WHAT YOU NEED TO DO:
Every entry must be copied word for word.

Recorded data:
_ _ _

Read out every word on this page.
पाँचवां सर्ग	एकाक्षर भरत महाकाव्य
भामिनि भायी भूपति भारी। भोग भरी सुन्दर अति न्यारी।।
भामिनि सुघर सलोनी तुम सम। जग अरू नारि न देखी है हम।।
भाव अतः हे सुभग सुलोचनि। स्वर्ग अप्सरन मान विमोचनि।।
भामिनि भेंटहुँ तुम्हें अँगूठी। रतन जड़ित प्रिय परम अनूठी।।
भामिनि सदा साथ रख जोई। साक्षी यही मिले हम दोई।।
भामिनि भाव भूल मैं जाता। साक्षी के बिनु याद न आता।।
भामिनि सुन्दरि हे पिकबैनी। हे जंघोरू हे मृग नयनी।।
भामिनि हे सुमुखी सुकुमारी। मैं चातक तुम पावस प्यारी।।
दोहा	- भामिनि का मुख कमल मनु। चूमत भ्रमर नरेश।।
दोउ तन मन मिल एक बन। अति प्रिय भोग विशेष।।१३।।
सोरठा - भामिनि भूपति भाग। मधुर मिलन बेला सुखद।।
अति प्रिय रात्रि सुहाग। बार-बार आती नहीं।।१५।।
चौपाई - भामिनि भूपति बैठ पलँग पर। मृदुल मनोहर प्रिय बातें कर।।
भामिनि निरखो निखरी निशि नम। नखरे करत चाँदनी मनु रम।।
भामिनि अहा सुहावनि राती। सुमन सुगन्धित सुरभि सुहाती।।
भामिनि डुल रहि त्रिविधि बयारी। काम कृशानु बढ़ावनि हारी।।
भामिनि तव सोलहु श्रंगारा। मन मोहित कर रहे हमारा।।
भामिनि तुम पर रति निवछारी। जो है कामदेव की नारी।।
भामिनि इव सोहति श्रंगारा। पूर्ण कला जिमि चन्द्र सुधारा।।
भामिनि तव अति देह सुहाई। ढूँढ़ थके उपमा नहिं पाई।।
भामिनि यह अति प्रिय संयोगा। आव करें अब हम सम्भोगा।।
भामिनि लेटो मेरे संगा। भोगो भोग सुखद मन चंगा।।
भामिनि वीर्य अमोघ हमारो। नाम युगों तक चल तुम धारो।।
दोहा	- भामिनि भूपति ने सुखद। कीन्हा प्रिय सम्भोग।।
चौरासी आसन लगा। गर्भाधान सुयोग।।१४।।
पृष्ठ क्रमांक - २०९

_ _ _

TASK RESPONSE:
Read out every word on this page.
पाँचवां सर्ग	एकाक्षर भरत महाकाव्य
भामिनि भायी भूपति भारी। भोग भरी सुन्दर अति न्यारी।।
भामिनि सुघर सलोनी तुम सम। जग अरू नारि न देखी है हम।।
भाव अतः हे सुभग सुलोचनि। स्वर्ग अप्सरन मान विमोचनि।।
भामिनि भेंटहुँ तुम्हें अँगूठी। रतन जड़ित प्रिय परम अनूठी।।
भामिनि सदा साथ रख जोई। साक्षी यही मिले हम दोई।।
भामिनि भाव भूल मैं जाता। साक्षी के बिनु याद न आता।।
भामिनि सुन्दरि हे पिकबैनी। हे जंघोरू हे मृग नयनी।।
भामिनि हे सुमुखी सुकुमारी। मैं चातक तुम पावस प्यारी।।
दोहा	- भामिनि का मुख कमल मनु। चूमत भ्रमर नरेश।।
दोउ तन मन मिल एक बन। अति प्रिय भोग विशेष।।१३।।
सोरठा - भामिनि भूपति भाग। मधुर मिलन बेला सुखद।।
अति प्रिय रात्रि सुहाग। बार-बार आती नहीं।।१५।।
चौपाई - भामिनि भूपति बैठ पलँग पर। मृदुल मनोहर प्रिय बातें कर।।
भामिनि निरखो निखरी निशि नम। नखरे करत चाँदनी मनु रम।।
भामिनि अहा सुहावनि राती। सुमन सुगन्धित सुरभि सुहाती।।
भामिनि डुल रहि त्रिविधि बयारी। काम कृशानु बढ़ावनि हारी।।
भामिनि तव सोलहु श्रंगारा। मन मोहित कर रहे हमारा।।
भामिनि तुम पर रति निवछारी। जो है कामदेव की नारी।।
भामिनि इव सोहति श्रंगारा। पूर्ण कला जिमि चन्द्र सुधारा।।
भामिनि तव अति देह सुहाई। ढूँढ़ थके उपमा नहिं पाई।।
भामिनि यह अति प्रिय संयोगा। आव करें अब हम सम्भोगा।।
भामिनि लेटो मेरे संगा। भोगो भोग सुखद मन चंगा।।
भामिनि वीर्य अमोघ हमारो। नाम युगों तक चल तुम धारो।।
दोहा	- भामिनि भूपति ने सुखद। कीन्हा प्रिय सम्भोग।।
चौरासी आसन लगा। गर्भाधान सुयोग।।१४।।
पृष्ठ क्रमांक - २०९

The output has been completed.